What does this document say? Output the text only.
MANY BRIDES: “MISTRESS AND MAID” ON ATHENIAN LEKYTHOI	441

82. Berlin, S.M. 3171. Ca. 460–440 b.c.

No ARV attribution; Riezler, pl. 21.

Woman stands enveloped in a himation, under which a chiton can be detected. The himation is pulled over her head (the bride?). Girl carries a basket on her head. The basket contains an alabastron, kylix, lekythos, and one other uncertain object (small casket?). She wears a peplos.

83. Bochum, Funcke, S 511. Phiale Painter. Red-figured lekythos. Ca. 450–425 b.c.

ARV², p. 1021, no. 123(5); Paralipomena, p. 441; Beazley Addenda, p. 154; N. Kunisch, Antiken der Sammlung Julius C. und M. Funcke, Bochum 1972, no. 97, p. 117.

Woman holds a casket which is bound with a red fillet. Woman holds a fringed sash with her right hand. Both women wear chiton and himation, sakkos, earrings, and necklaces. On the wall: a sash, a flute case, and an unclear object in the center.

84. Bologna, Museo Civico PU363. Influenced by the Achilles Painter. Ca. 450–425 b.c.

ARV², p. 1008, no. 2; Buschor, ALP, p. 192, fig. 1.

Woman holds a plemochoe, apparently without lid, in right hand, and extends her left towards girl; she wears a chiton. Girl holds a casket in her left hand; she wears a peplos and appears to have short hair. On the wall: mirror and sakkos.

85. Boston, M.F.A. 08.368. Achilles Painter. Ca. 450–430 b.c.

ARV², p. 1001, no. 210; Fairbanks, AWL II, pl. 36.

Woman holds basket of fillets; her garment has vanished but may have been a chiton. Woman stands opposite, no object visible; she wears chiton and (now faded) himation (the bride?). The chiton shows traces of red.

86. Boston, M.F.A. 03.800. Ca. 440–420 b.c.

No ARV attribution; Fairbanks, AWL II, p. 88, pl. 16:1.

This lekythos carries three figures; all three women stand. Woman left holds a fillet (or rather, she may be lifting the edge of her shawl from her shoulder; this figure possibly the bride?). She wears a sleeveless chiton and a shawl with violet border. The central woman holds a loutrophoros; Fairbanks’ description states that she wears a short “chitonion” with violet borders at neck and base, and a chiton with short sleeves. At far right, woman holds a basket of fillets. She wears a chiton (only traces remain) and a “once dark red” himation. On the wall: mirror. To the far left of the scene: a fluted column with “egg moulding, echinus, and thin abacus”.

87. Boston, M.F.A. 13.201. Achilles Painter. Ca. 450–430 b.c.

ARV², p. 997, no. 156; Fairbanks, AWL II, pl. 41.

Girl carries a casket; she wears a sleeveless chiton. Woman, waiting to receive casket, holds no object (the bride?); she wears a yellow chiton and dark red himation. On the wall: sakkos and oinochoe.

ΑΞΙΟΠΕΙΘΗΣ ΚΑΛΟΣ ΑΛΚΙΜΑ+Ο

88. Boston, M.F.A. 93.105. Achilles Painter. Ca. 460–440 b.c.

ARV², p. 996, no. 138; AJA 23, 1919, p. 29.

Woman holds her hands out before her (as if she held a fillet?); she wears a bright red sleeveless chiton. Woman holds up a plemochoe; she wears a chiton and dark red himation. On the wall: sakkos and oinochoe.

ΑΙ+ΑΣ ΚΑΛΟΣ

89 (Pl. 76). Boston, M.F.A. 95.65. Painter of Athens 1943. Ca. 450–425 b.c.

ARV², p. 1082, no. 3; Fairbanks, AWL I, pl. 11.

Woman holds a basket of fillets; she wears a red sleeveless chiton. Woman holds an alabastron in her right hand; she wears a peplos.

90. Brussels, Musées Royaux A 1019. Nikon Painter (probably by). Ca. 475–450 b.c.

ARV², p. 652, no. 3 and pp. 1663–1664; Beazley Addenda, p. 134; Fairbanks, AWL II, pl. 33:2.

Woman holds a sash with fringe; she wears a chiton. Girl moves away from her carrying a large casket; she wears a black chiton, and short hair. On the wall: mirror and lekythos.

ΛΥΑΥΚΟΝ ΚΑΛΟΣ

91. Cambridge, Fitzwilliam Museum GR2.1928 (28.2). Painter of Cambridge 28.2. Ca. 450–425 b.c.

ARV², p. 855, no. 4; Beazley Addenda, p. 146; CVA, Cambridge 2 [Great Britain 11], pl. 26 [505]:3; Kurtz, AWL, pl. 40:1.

• _WORK TO DO_:
Repeat the material from above exactly, word for word.

• _FULL ANSWER_:
What does this document say? Output the text only.
MANY BRIDES: “MISTRESS AND MAID” ON ATHENIAN LEKYTHOI	441

82. Berlin, S.M. 3171. Ca. 460–440 b.c.

No ARV attribution; Riezler, pl. 21.

Woman stands enveloped in a himation, under which a chiton can be detected. The himation is pulled over her head (the bride?). Girl carries a basket on her head. The basket contains an alabastron, kylix, lekythos, and one other uncertain object (small casket?). She wears a peplos.

83. Bochum, Funcke, S 511. Phiale Painter. Red-figured lekythos. Ca. 450–425 b.c.

ARV², p. 1021, no. 123(5); Paralipomena, p. 441; Beazley Addenda, p. 154; N. Kunisch, Antiken der Sammlung Julius C. und M. Funcke, Bochum 1972, no. 97, p. 117.

Woman holds a casket which is bound with a red fillet. Woman holds a fringed sash with her right hand. Both women wear chiton and himation, sakkos, earrings, and necklaces. On the wall: a sash, a flute case, and an unclear object in the center.

84. Bologna, Museo Civico PU363. Influenced by the Achilles Painter. Ca. 450–425 b.c.

ARV², p. 1008, no. 2; Buschor, ALP, p. 192, fig. 1.

Woman holds a plemochoe, apparently without lid, in right hand, and extends her left towards girl; she wears a chiton. Girl holds a casket in her left hand; she wears a peplos and appears to have short hair. On the wall: mirror and sakkos.

85. Boston, M.F.A. 08.368. Achilles Painter. Ca. 450–430 b.c.

ARV², p. 1001, no. 210; Fairbanks, AWL II, pl. 36.

Woman holds basket of fillets; her garment has vanished but may have been a chiton. Woman stands opposite, no object visible; she wears chiton and (now faded) himation (the bride?). The chiton shows traces of red.

86. Boston, M.F.A. 03.800. Ca. 440–420 b.c.

No ARV attribution; Fairbanks, AWL II, p. 88, pl. 16:1.

This lekythos carries three figures; all three women stand. Woman left holds a fillet (or rather, she may be lifting the edge of her shawl from her shoulder; this figure possibly the bride?). She wears a sleeveless chiton and a shawl with violet border. The central woman holds a loutrophoros; Fairbanks’ description states that she wears a short “chitonion” with violet borders at neck and base, and a chiton with short sleeves. At far right, woman holds a basket of fillets. She wears a chiton (only traces remain) and a “once dark red” himation. On the wall: mirror. To the far left of the scene: a fluted column with “egg moulding, echinus, and thin abacus”.

87. Boston, M.F.A. 13.201. Achilles Painter. Ca. 450–430 b.c.

ARV², p. 997, no. 156; Fairbanks, AWL II, pl. 41.

Girl carries a casket; she wears a sleeveless chiton. Woman, waiting to receive casket, holds no object (the bride?); she wears a yellow chiton and dark red himation. On the wall: sakkos and oinochoe.

ΑΞΙΟΠΕΙΘΗΣ ΚΑΛΟΣ ΑΛΚΙΜΑ+Ο

88. Boston, M.F.A. 93.105. Achilles Painter. Ca. 460–440 b.c.

ARV², p. 996, no. 138; AJA 23, 1919, p. 29.

Woman holds her hands out before her (as if she held a fillet?); she wears a bright red sleeveless chiton. Woman holds up a plemochoe; she wears a chiton and dark red himation. On the wall: sakkos and oinochoe.

ΑΙ+ΑΣ ΚΑΛΟΣ

89 (Pl. 76). Boston, M.F.A. 95.65. Painter of Athens 1943. Ca. 450–425 b.c.

ARV², p. 1082, no. 3; Fairbanks, AWL I, pl. 11.

Woman holds a basket of fillets; she wears a red sleeveless chiton. Woman holds an alabastron in her right hand; she wears a peplos.

90. Brussels, Musées Royaux A 1019. Nikon Painter (probably by). Ca. 475–450 b.c.

ARV², p. 652, no. 3 and pp. 1663–1664; Beazley Addenda, p. 134; Fairbanks, AWL II, pl. 33:2.

Woman holds a sash with fringe; she wears a chiton. Girl moves away from her carrying a large casket; she wears a black chiton, and short hair. On the wall: mirror and lekythos.

ΛΥΑΥΚΟΝ ΚΑΛΟΣ

91. Cambridge, Fitzwilliam Museum GR2.1928 (28.2). Painter of Cambridge 28.2. Ca. 450–425 b.c.

ARV², p. 855, no. 4; Beazley Addenda, p. 146; CVA, Cambridge 2 [Great Britain 11], pl. 26 [505]:3; Kurtz, AWL, pl. 40:1.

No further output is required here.